═════ Material for this exercise

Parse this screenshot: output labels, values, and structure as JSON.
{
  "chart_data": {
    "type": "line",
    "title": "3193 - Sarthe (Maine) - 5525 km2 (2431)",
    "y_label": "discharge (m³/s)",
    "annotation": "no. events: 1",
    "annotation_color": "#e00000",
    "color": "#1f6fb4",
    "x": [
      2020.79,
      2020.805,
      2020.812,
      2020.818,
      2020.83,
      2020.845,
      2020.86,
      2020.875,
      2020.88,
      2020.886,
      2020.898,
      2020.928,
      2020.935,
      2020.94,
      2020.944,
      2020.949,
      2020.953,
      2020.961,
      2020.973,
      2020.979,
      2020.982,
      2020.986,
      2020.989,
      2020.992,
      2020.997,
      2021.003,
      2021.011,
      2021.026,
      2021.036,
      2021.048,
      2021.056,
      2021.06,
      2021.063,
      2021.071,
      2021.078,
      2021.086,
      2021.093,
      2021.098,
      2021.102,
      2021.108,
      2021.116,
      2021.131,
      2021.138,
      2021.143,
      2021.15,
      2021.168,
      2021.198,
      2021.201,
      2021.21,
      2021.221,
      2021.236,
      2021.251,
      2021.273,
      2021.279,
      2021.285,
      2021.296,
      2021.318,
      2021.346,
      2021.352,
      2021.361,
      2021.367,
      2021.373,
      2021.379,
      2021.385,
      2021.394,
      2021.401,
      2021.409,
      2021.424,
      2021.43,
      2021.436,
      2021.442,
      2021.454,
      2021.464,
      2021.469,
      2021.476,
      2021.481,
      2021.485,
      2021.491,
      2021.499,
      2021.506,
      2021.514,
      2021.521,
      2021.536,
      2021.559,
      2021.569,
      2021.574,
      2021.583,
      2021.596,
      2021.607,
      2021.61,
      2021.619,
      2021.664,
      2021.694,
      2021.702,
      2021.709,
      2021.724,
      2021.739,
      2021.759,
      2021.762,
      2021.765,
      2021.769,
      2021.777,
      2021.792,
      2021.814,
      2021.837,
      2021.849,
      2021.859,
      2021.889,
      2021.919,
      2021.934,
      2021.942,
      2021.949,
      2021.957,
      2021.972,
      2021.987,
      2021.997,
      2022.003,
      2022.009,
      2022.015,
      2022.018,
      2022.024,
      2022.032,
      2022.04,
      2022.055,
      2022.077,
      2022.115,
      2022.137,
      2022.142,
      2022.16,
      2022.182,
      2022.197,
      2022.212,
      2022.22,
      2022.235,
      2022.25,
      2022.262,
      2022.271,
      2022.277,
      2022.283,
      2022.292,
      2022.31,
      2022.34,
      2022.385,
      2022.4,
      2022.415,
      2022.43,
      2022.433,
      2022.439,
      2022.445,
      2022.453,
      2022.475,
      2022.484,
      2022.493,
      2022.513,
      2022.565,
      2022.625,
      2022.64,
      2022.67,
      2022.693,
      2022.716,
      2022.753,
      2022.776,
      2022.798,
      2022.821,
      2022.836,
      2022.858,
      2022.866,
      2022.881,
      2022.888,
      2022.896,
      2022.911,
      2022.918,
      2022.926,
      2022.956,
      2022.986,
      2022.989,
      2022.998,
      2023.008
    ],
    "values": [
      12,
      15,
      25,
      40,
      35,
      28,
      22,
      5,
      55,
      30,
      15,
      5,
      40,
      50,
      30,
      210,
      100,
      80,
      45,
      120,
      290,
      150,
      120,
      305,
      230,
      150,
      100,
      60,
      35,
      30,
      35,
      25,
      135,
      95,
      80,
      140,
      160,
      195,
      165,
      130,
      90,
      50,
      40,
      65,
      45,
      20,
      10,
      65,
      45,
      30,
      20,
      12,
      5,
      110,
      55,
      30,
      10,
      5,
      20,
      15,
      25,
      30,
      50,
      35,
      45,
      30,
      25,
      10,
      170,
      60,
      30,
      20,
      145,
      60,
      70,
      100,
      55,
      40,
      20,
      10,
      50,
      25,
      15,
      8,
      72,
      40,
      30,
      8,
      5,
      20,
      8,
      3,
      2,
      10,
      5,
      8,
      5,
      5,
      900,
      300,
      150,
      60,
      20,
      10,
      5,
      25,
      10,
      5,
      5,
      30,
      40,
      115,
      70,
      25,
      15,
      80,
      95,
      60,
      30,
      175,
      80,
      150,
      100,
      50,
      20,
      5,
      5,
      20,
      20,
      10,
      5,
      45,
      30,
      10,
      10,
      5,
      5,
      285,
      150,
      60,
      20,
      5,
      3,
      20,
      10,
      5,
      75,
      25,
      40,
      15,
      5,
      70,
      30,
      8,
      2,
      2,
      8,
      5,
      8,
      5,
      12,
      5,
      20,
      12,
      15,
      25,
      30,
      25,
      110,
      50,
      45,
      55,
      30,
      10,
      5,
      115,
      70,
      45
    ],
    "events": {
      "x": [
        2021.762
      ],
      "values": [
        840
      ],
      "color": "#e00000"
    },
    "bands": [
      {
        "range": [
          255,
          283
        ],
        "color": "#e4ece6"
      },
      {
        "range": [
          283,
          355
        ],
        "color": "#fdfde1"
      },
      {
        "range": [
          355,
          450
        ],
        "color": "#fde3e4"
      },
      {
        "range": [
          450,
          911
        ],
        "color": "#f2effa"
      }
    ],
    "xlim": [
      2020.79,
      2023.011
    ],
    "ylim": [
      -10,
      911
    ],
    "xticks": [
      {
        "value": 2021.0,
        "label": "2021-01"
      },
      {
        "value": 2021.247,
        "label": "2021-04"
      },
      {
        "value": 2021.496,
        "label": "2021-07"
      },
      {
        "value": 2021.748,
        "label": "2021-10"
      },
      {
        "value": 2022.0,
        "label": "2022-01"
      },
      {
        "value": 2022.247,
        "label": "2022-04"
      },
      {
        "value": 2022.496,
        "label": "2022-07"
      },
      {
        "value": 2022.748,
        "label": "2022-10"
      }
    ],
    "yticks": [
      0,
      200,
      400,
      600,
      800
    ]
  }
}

══════════

Please set down the whole listing above without altering a single line.

== Complete output ==
Parse this screenshot: output labels, values, and structure as JSON.
{
  "chart_data": {
    "type": "line",
    "title": "3193 - Sarthe (Maine) - 5525 km2 (2431)",
    "y_label": "discharge (m³/s)",
    "annotation": "no. events: 1",
    "annotation_color": "#e00000",
    "color": "#1f6fb4",
    "x": [
      2020.79,
      2020.805,
      2020.812,
      2020.818,
      2020.83,
      2020.845,
      2020.86,
      2020.875,
      2020.88,
      2020.886,
      2020.898,
      2020.928,
      2020.935,
      2020.94,
      2020.944,
      2020.949,
      2020.953,
      2020.961,
      2020.973,
      2020.979,
      2020.982,
      2020.986,
      2020.989,
      2020.992,
      2020.997,
      2021.003,
      2021.011,
      2021.026,
      2021.036,
      2021.048,
      2021.056,
      2021.06,
      2021.063,
      2021.071,
      2021.078,
      2021.086,
      2021.093,
      2021.098,
      2021.102,
      2021.108,
      2021.116,
      2021.131,
      2021.138,
      2021.143,
      2021.15,
      2021.168,
      2021.198,
      2021.201,
      2021.21,
      2021.221,
      2021.236,
      2021.251,
      2021.273,
      2021.279,
      2021.285,
      2021.296,
      2021.318,
      2021.346,
      2021.352,
      2021.361,
      2021.367,
      2021.373,
      2021.379,
      2021.385,
      2021.394,
      2021.401,
      2021.409,
      2021.424,
      2021.43,
      2021.436,
      2021.442,
      2021.454,
      2021.464,
      2021.469,
      2021.476,
      2021.481,
      2021.485,
      2021.491,
      2021.499,
      2021.506,
      2021.514,
      2021.521,
      2021.536,
      2021.559,
      2021.569,
      2021.574,
      2021.583,
      2021.596,
      2021.607,
      2021.61,
      2021.619,
      2021.664,
      2021.694,
      2021.702,
      2021.709,
      2021.724,
      2021.739,
      2021.759,
      2021.762,
      2021.765,
      2021.769,
      2021.777,
      2021.792,
      2021.814,
      2021.837,
      2021.849,
      2021.859,
      2021.889,
      2021.919,
      2021.934,
      2021.942,
      2021.949,
      2021.957,
      2021.972,
      2021.987,
      2021.997,
      2022.003,
      2022.009,
      2022.015,
      2022.018,
      2022.024,
      2022.032,
      2022.04,
      2022.055,
      2022.077,
      2022.115,
      2022.137,
      2022.142,
      2022.16,
      2022.182,
      2022.197,
      2022.212,
      2022.22,
      2022.235,
      2022.25,
      2022.262,
      2022.271,
      2022.277,
      2022.283,
      2022.292,
      2022.31,
      2022.34,
      2022.385,
      2022.4,
      2022.415,
      2022.43,
      2022.433,
      2022.439,
      2022.445,
      2022.453,
      2022.475,
      2022.484,
      2022.493,
      2022.513,
      2022.565,
      2022.625,
      2022.64,
      2022.67,
      2022.693,
      2022.716,
      2022.753,
      2022.776,
      2022.798,
      2022.821,
      2022.836,
      2022.858,
      2022.866,
      2022.881,
      2022.888,
      2022.896,
      2022.911,
      2022.918,
      2022.926,
      2022.956,
      2022.986,
      2022.989,
      2022.998,
      2023.008
    ],
    "values": [
      12,
      15,
      25,
      40,
      35,
      28,
      22,
      5,
      55,
      30,
      15,
      5,
      40,
      50,
      30,
      210,
      100,
      80,
      45,
      120,
      290,
      150,
      120,
      305,
      230,
      150,
      100,
      60,
      35,
      30,
      35,
      25,
      135,
      95,
      80,
      140,
      160,
      195,
      165,
      130,
      90,
      50,
      40,
      65,
      45,
      20,
      10,
      65,
      45,
      30,
      20,
      12,
      5,
      110,
      55,
      30,
      10,
      5,
      20,
      15,
      25,
      30,
      50,
      35,
      45,
      30,
      25,
      10,
      170,
      60,
      30,
      20,
      145,
      60,
      70,
      100,
      55,
      40,
      20,
      10,
      50,
      25,
      15,
      8,
      72,
      40,
      30,
      8,
      5,
      20,
      8,
      3,
      2,
      10,
      5,
      8,
      5,
      5,
      900,
      300,
      150,
      60,
      20,
      10,
      5,
      25,
      10,
      5,
      5,
      30,
      40,
      115,
      70,
      25,
      15,
      80,
      95,
      60,
      30,
      175,
      80,
      150,
      100,
      50,
      20,
      5,
      5,
      20,
      20,
      10,
      5,
      45,
      30,
      10,
      10,
      5,
      5,
      285,
      150,
      60,
      20,
      5,
      3,
      20,
      10,
      5,
      75,
      25,
      40,
      15,
      5,
      70,
      30,
      8,
      2,
      2,
      8,
      5,
      8,
      5,
      12,
      5,
      20,
      12,
      15,
      25,
      30,
      25,
      110,
      50,
      45,
      55,
      30,
      10,
      5,
      115,
      70,
      45
    ],
    "events": {
      "x": [
        2021.762
      ],
      "values": [
        840
      ],
      "color": "#e00000"
    },
    "bands": [
      {
        "range": [
          255,
          283
        ],
        "color": "#e4ece6"
      },
      {
        "range": [
          283,
          355
        ],
        "color": "#fdfde1"
      },
      {
        "range": [
          355,
          450
        ],
        "color": "#fde3e4"
      },
      {
        "range": [
          450,
          911
        ],
        "color": "#f2effa"
      }
    ],
    "xlim": [
      2020.79,
      2023.011
    ],
    "ylim": [
      -10,
      911
    ],
    "xticks": [
      {
        "value": 2021.0,
        "label": "2021-01"
      },
      {
        "value": 2021.247,
        "label": "2021-04"
      },
      {
        "value": 2021.496,
        "label": "2021-07"
      },
      {
        "value": 2021.748,
        "label": "2021-10"
      },
      {
        "value": 2022.0,
        "label": "2022-01"
      },
      {
        "value": 2022.247,
        "label": "2022-04"
      },
      {
        "value": 2022.496,
        "label": "2022-07"
      },
      {
        "value": 2022.748,
        "label": "2022-10"
      }
    ],
    "yticks": [
      0,
      200,
      400,
      600,
      800
    ]
  }
}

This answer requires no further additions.